┌────────

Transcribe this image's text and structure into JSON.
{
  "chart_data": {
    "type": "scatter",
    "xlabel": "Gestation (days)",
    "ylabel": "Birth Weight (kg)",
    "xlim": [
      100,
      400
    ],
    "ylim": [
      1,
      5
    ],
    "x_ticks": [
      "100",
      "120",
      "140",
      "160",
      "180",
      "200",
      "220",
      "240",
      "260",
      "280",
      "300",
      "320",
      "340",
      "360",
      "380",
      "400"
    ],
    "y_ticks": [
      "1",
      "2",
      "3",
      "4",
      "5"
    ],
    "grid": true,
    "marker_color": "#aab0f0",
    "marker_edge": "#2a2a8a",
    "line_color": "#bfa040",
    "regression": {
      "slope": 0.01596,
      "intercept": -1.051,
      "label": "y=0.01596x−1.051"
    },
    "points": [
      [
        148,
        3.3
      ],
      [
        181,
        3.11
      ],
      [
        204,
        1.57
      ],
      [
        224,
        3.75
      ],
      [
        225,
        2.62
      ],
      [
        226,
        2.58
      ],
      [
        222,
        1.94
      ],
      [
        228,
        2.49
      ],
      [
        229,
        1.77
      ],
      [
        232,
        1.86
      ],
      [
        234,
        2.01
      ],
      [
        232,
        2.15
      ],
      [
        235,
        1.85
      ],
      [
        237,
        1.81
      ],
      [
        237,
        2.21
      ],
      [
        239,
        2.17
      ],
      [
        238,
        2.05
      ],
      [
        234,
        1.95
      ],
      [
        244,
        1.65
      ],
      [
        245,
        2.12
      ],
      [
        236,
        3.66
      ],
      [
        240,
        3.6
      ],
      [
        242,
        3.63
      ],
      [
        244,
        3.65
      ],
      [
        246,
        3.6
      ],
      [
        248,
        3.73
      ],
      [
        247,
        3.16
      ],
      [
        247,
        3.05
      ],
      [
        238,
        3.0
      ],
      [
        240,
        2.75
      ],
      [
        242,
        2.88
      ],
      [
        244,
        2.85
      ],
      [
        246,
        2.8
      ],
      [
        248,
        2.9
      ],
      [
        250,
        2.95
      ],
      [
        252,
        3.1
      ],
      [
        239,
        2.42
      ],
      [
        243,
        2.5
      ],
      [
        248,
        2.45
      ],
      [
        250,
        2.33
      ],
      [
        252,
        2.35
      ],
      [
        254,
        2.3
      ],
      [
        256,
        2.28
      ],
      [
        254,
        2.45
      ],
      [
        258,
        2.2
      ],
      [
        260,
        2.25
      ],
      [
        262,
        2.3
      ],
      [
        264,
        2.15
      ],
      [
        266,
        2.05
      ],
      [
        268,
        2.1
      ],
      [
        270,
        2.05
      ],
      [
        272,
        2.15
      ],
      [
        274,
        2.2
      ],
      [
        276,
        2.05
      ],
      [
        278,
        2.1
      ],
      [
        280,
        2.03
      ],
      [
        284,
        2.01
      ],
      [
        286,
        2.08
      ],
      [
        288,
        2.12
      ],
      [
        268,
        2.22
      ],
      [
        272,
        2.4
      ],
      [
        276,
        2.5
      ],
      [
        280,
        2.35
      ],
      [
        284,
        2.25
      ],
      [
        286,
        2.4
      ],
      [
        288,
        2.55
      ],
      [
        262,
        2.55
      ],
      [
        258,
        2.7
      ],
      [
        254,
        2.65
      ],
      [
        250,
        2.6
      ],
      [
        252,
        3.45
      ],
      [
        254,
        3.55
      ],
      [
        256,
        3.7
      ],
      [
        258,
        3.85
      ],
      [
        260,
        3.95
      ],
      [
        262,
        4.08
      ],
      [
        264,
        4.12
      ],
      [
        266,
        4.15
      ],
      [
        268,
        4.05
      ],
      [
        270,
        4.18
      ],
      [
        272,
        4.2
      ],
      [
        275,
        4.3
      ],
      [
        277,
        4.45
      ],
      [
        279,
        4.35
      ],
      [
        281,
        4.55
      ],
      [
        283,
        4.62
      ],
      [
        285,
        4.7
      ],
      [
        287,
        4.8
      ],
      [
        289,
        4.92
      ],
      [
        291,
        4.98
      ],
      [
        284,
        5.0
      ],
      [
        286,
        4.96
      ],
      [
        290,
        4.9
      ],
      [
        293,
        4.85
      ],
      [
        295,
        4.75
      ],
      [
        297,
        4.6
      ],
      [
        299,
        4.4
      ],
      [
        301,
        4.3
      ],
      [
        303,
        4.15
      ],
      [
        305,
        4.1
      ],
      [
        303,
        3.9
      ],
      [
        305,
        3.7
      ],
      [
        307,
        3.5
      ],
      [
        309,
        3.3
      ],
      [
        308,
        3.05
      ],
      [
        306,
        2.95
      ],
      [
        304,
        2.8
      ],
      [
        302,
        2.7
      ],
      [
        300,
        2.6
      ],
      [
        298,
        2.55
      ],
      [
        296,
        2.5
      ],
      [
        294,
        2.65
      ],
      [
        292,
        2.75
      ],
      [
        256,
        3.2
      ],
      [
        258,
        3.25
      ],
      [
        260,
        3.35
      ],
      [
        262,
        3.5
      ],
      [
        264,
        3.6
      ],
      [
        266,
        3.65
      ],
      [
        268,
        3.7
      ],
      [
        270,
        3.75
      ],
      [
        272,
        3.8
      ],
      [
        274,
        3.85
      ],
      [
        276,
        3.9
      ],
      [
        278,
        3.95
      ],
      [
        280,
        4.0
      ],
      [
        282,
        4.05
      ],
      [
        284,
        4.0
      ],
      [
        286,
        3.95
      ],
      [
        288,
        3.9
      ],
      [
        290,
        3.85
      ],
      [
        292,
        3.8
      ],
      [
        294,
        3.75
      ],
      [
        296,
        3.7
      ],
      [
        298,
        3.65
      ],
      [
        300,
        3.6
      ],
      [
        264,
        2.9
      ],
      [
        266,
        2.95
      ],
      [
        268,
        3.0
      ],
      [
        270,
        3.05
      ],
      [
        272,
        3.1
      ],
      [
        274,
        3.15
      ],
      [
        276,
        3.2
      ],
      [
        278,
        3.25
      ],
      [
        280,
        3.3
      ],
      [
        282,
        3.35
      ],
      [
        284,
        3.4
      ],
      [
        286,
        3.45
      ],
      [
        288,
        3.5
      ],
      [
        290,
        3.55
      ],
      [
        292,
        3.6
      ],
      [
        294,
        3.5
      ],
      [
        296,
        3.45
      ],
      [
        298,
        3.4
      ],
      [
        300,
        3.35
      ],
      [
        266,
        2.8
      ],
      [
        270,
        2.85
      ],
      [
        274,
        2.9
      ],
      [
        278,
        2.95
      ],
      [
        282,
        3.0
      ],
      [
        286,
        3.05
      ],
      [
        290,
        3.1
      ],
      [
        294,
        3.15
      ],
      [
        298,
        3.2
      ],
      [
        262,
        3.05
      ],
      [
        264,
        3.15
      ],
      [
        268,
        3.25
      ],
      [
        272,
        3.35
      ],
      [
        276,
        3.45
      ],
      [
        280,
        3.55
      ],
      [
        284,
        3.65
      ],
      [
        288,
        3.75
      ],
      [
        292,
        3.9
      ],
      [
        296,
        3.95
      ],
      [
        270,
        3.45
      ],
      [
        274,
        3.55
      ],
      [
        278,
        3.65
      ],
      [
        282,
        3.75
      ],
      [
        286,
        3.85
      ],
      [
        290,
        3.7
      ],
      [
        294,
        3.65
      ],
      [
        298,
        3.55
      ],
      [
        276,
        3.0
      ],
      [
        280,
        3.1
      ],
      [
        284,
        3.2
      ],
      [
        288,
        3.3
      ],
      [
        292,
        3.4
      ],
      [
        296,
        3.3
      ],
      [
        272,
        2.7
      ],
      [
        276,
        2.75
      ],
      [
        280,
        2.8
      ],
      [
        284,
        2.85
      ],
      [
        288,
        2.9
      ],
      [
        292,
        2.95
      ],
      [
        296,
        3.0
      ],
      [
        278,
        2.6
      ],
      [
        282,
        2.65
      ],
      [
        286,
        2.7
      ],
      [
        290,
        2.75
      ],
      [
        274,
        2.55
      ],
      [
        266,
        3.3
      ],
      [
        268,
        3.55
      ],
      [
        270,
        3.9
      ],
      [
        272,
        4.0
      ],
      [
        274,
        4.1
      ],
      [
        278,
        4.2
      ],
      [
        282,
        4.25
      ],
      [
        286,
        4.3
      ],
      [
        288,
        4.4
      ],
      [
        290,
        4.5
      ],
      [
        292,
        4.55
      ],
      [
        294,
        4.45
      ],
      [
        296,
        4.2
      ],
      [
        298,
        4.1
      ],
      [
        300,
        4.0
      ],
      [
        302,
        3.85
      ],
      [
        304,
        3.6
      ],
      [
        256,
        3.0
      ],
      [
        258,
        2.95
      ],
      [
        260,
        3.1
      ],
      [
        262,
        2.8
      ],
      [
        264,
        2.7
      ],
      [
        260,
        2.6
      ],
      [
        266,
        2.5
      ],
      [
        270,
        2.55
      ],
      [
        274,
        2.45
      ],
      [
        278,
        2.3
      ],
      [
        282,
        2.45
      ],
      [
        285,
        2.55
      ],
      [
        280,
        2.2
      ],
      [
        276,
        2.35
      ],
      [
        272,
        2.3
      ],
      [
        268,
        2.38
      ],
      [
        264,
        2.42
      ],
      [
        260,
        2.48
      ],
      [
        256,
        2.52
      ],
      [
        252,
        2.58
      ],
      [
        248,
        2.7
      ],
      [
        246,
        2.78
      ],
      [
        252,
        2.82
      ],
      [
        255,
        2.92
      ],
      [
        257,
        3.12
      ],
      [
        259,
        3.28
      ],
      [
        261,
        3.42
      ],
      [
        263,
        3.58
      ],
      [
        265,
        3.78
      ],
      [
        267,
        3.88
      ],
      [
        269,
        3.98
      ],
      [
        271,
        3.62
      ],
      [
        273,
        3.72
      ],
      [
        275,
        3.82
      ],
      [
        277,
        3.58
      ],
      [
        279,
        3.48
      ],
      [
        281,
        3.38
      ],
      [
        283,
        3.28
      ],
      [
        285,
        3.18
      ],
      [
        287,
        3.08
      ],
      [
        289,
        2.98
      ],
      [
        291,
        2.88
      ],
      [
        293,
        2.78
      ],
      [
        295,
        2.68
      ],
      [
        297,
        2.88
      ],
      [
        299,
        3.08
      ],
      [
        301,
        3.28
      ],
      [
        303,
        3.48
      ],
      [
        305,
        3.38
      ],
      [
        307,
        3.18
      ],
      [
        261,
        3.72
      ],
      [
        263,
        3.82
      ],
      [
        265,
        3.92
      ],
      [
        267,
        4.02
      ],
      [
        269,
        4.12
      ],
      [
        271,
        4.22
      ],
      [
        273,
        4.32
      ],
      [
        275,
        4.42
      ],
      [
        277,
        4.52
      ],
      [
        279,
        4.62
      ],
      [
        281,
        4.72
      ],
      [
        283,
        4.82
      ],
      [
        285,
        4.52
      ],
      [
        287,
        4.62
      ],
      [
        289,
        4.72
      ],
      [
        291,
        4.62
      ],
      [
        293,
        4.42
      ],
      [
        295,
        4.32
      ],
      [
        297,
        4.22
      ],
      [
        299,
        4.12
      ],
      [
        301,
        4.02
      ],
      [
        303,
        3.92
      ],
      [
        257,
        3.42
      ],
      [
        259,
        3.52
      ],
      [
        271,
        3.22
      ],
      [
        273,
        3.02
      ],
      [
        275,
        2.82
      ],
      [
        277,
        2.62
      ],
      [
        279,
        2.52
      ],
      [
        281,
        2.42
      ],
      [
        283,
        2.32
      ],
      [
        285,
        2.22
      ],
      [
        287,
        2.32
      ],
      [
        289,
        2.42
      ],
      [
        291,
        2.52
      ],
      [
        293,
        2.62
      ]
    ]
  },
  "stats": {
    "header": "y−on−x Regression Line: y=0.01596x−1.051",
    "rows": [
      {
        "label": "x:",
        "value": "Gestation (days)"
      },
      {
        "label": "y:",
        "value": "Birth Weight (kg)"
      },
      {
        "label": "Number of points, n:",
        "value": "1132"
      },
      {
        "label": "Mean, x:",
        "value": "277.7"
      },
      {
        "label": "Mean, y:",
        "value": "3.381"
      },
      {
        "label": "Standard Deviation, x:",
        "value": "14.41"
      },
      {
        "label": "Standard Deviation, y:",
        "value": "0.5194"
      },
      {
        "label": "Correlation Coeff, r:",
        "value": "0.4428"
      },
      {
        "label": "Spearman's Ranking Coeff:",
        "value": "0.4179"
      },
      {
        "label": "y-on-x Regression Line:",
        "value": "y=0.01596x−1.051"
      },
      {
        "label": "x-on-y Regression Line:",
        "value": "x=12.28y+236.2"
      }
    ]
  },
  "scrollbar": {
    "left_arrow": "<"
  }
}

└────────

[Exercise description] Find every line in the records above that contains the word "value", and copy each one.

[Task result]
        "value": "Gestation (days)"
        "value": "Birth Weight (kg)"
        "value": "1132"
        "value": "277.7"
        "value": "3.381"
        "value": "14.41"
        "value": "0.5194"
        "value": "0.4428"
        "value": "0.4179"
        "value": "y=0.01596x−1.051"
        "value": "x=12.28y+236.2"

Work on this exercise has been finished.